▸ **Figure collection entries**:
● ● ● ● ●

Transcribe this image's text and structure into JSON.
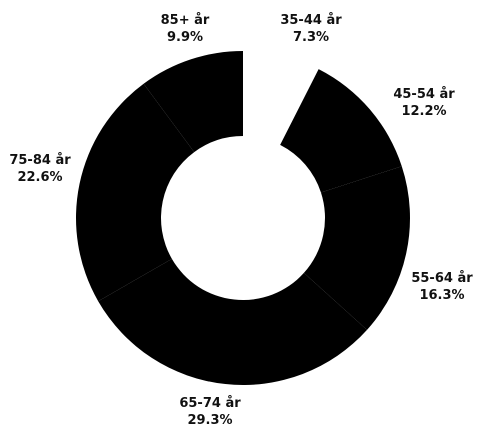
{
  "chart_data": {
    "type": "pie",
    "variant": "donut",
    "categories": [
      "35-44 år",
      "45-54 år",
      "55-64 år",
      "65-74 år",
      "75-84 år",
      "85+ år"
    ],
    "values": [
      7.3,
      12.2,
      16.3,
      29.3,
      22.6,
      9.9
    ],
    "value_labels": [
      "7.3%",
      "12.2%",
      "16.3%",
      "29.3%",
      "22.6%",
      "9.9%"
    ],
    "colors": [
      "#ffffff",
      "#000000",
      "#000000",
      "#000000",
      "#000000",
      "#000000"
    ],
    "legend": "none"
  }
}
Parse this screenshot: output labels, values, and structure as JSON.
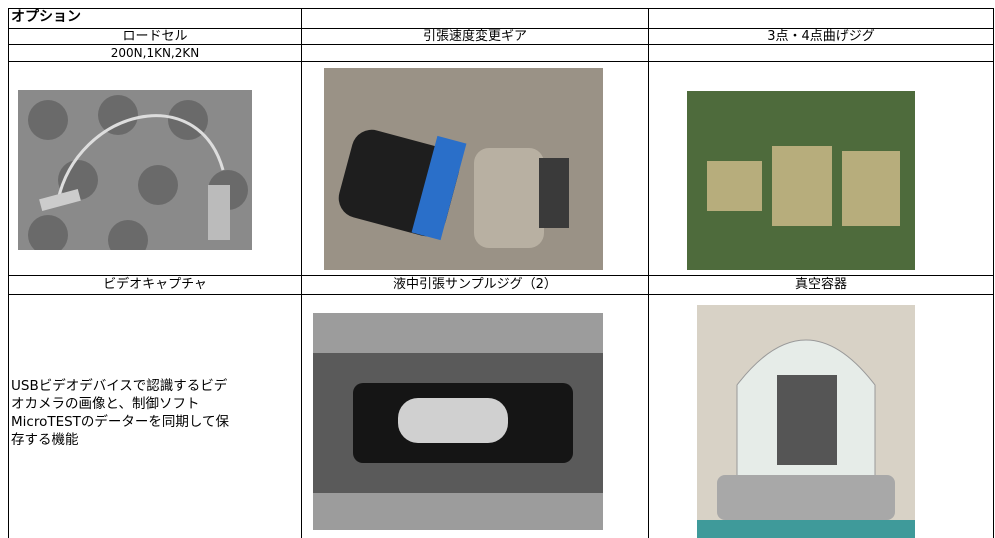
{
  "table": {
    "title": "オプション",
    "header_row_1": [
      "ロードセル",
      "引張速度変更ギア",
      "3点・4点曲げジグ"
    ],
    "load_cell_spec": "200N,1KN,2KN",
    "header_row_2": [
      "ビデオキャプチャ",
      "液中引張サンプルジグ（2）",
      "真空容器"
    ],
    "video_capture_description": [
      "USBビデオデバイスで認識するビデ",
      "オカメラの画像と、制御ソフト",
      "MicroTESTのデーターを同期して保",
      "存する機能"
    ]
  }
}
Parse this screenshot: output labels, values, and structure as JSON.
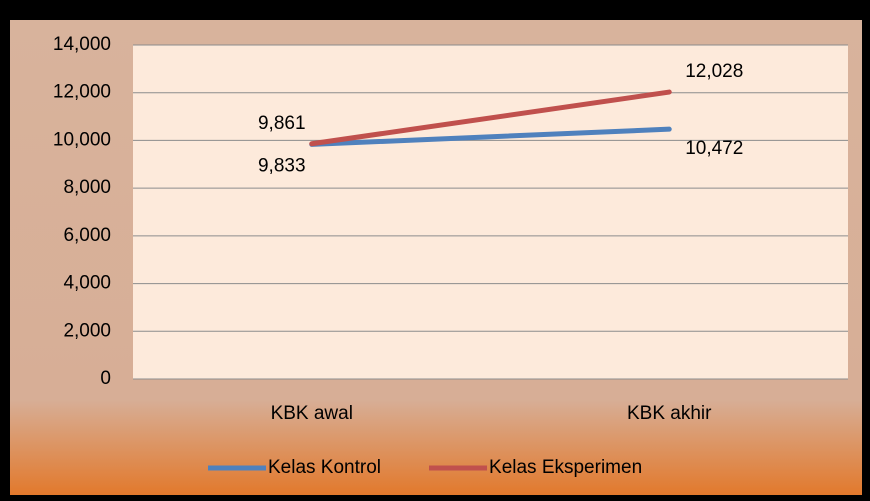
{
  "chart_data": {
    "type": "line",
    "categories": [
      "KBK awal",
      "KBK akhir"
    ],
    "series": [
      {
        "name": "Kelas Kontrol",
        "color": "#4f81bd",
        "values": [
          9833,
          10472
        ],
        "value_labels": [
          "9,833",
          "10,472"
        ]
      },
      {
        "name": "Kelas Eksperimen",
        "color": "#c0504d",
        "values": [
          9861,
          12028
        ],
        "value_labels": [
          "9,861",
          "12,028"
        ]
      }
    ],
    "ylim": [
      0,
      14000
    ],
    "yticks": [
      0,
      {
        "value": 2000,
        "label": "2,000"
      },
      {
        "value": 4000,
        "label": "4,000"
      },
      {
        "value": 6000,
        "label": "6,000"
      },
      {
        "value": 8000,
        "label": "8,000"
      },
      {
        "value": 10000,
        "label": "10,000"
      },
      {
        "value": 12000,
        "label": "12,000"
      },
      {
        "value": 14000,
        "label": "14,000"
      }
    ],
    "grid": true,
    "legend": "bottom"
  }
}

● ● ● ● ●

▸ **EXERCISE**: Each record above is to be restated exactly, with its pictures removed from the copy.

▸ **ANSWER TO THE TASK**:
Transcribe this image's text and structure into JSON.
{
  "chart_data": {
    "type": "pie",
    "variant": "donut",
    "categories": [
      "35-44 år",
      "45-54 år",
      "55-64 år",
      "65-74 år",
      "75-84 år",
      "85+ år"
    ],
    "values": [
      7.3,
      12.2,
      16.3,
      29.3,
      22.6,
      9.9
    ],
    "value_labels": [
      "7.3%",
      "12.2%",
      "16.3%",
      "29.3%",
      "22.6%",
      "9.9%"
    ],
    "colors": [
      "#ffffff",
      "#000000",
      "#000000",
      "#000000",
      "#000000",
      "#000000"
    ],
    "legend": "none"
  }
}
Parse this screenshot: output labels, values, and structure as JSON.
{
  "table": {
    "title": "オプション",
    "header_row_1": [
      "ロードセル",
      "引張速度変更ギア",
      "3点・4点曲げジグ"
    ],
    "load_cell_spec": "200N,1KN,2KN",
    "header_row_2": [
      "ビデオキャプチャ",
      "液中引張サンプルジグ（2）",
      "真空容器"
    ],
    "video_capture_description": [
      "USBビデオデバイスで認識するビデ",
      "オカメラの画像と、制御ソフト",
      "MicroTESTのデーターを同期して保",
      "存する機能"
    ]
  }
}
Parse this screenshot: output labels, values, and structure as JSON.
{
  "chart_data": {
    "type": "line",
    "categories": [
      "KBK awal",
      "KBK akhir"
    ],
    "series": [
      {
        "name": "Kelas Kontrol",
        "color": "#4f81bd",
        "values": [
          9833,
          10472
        ],
        "value_labels": [
          "9,833",
          "10,472"
        ]
      },
      {
        "name": "Kelas Eksperimen",
        "color": "#c0504d",
        "values": [
          9861,
          12028
        ],
        "value_labels": [
          "9,861",
          "12,028"
        ]
      }
    ],
    "ylim": [
      0,
      14000
    ],
    "yticks": [
      0,
      {
        "value": 2000,
        "label": "2,000"
      },
      {
        "value": 4000,
        "label": "4,000"
      },
      {
        "value": 6000,
        "label": "6,000"
      },
      {
        "value": 8000,
        "label": "8,000"
      },
      {
        "value": 10000,
        "label": "10,000"
      },
      {
        "value": 12000,
        "label": "12,000"
      },
      {
        "value": 14000,
        "label": "14,000"
      }
    ],
    "grid": true,
    "legend": "bottom"
  }
}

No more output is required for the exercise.